━━━ Entries

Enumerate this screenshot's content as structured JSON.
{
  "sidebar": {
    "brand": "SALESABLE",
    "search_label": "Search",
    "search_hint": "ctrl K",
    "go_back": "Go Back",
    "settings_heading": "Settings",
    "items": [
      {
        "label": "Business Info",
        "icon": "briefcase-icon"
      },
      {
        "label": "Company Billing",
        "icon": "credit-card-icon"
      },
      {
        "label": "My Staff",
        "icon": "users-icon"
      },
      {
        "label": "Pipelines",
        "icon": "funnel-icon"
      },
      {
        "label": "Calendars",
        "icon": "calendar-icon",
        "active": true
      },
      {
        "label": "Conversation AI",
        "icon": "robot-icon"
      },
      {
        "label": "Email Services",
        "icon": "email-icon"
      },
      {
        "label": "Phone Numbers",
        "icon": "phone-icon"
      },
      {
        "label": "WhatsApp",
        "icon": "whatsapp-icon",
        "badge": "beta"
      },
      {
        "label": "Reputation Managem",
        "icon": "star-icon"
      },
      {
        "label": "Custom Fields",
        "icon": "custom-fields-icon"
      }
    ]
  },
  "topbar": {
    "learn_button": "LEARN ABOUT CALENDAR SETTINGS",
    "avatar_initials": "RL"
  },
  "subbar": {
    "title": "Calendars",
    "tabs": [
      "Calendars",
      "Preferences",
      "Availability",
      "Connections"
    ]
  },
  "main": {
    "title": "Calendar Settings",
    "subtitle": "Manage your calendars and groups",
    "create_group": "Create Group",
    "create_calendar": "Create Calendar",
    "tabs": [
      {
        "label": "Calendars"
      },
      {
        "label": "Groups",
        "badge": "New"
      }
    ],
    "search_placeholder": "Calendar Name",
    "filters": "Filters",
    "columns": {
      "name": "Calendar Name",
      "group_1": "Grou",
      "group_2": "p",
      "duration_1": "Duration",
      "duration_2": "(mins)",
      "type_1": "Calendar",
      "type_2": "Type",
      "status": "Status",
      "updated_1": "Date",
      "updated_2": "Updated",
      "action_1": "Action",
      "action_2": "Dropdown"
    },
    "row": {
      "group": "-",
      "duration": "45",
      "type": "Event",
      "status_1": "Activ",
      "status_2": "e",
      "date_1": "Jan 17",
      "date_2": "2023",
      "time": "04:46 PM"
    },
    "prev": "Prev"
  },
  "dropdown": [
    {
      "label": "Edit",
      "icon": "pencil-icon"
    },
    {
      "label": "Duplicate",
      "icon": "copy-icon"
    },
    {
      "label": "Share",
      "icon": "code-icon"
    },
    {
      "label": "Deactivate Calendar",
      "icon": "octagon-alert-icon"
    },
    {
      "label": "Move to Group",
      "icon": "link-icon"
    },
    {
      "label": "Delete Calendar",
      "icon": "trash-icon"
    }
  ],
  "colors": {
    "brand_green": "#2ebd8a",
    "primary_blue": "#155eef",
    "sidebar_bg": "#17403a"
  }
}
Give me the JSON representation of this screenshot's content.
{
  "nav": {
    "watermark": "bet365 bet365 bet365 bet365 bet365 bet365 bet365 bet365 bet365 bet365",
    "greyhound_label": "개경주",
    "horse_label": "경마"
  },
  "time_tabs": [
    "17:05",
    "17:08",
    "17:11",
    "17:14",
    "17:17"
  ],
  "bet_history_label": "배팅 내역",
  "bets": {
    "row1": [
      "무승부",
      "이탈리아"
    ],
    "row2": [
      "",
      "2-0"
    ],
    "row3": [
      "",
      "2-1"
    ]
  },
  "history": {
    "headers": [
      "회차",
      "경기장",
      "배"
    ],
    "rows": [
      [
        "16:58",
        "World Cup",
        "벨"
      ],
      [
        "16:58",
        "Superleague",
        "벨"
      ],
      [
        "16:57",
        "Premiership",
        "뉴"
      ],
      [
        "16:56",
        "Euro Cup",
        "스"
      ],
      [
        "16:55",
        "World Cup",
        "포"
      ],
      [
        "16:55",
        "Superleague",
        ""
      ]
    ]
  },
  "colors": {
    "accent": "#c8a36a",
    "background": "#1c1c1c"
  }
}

━━━━━━

#### [Given task]
Please reproduce each line exactly as written.

#### [Reply to the exercise]
Enumerate this screenshot's content as structured JSON.
{
  "sidebar": {
    "brand": "SALESABLE",
    "search_label": "Search",
    "search_hint": "ctrl K",
    "go_back": "Go Back",
    "settings_heading": "Settings",
    "items": [
      {
        "label": "Business Info",
        "icon": "briefcase-icon"
      },
      {
        "label": "Company Billing",
        "icon": "credit-card-icon"
      },
      {
        "label": "My Staff",
        "icon": "users-icon"
      },
      {
        "label": "Pipelines",
        "icon": "funnel-icon"
      },
      {
        "label": "Calendars",
        "icon": "calendar-icon",
        "active": true
      },
      {
        "label": "Conversation AI",
        "icon": "robot-icon"
      },
      {
        "label": "Email Services",
        "icon": "email-icon"
      },
      {
        "label": "Phone Numbers",
        "icon": "phone-icon"
      },
      {
        "label": "WhatsApp",
        "icon": "whatsapp-icon",
        "badge": "beta"
      },
      {
        "label": "Reputation Managem",
        "icon": "star-icon"
      },
      {
        "label": "Custom Fields",
        "icon": "custom-fields-icon"
      }
    ]
  },
  "topbar": {
    "learn_button": "LEARN ABOUT CALENDAR SETTINGS",
    "avatar_initials": "RL"
  },
  "subbar": {
    "title": "Calendars",
    "tabs": [
      "Calendars",
      "Preferences",
      "Availability",
      "Connections"
    ]
  },
  "main": {
    "title": "Calendar Settings",
    "subtitle": "Manage your calendars and groups",
    "create_group": "Create Group",
    "create_calendar": "Create Calendar",
    "tabs": [
      {
        "label": "Calendars"
      },
      {
        "label": "Groups",
        "badge": "New"
      }
    ],
    "search_placeholder": "Calendar Name",
    "filters": "Filters",
    "columns": {
      "name": "Calendar Name",
      "group_1": "Grou",
      "group_2": "p",
      "duration_1": "Duration",
      "duration_2": "(mins)",
      "type_1": "Calendar",
      "type_2": "Type",
      "status": "Status",
      "updated_1": "Date",
      "updated_2": "Updated",
      "action_1": "Action",
      "action_2": "Dropdown"
    },
    "row": {
      "group": "-",
      "duration": "45",
      "type": "Event",
      "status_1": "Activ",
      "status_2": "e",
      "date_1": "Jan 17",
      "date_2": "2023",
      "time": "04:46 PM"
    },
    "prev": "Prev"
  },
  "dropdown": [
    {
      "label": "Edit",
      "icon": "pencil-icon"
    },
    {
      "label": "Duplicate",
      "icon": "copy-icon"
    },
    {
      "label": "Share",
      "icon": "code-icon"
    },
    {
      "label": "Deactivate Calendar",
      "icon": "octagon-alert-icon"
    },
    {
      "label": "Move to Group",
      "icon": "link-icon"
    },
    {
      "label": "Delete Calendar",
      "icon": "trash-icon"
    }
  ],
  "colors": {
    "brand_green": "#2ebd8a",
    "primary_blue": "#155eef",
    "sidebar_bg": "#17403a"
  }
}
Give me the JSON representation of this screenshot's content.
{
  "nav": {
    "watermark": "bet365 bet365 bet365 bet365 bet365 bet365 bet365 bet365 bet365 bet365",
    "greyhound_label": "개경주",
    "horse_label": "경마"
  },
  "time_tabs": [
    "17:05",
    "17:08",
    "17:11",
    "17:14",
    "17:17"
  ],
  "bet_history_label": "배팅 내역",
  "bets": {
    "row1": [
      "무승부",
      "이탈리아"
    ],
    "row2": [
      "",
      "2-0"
    ],
    "row3": [
      "",
      "2-1"
    ]
  },
  "history": {
    "headers": [
      "회차",
      "경기장",
      "배"
    ],
    "rows": [
      [
        "16:58",
        "World Cup",
        "벨"
      ],
      [
        "16:58",
        "Superleague",
        "벨"
      ],
      [
        "16:57",
        "Premiership",
        "뉴"
      ],
      [
        "16:56",
        "Euro Cup",
        "스"
      ],
      [
        "16:55",
        "World Cup",
        "포"
      ],
      [
        "16:55",
        "Superleague",
        ""
      ]
    ]
  },
  "colors": {
    "accent": "#c8a36a",
    "background": "#1c1c1c"
  }
}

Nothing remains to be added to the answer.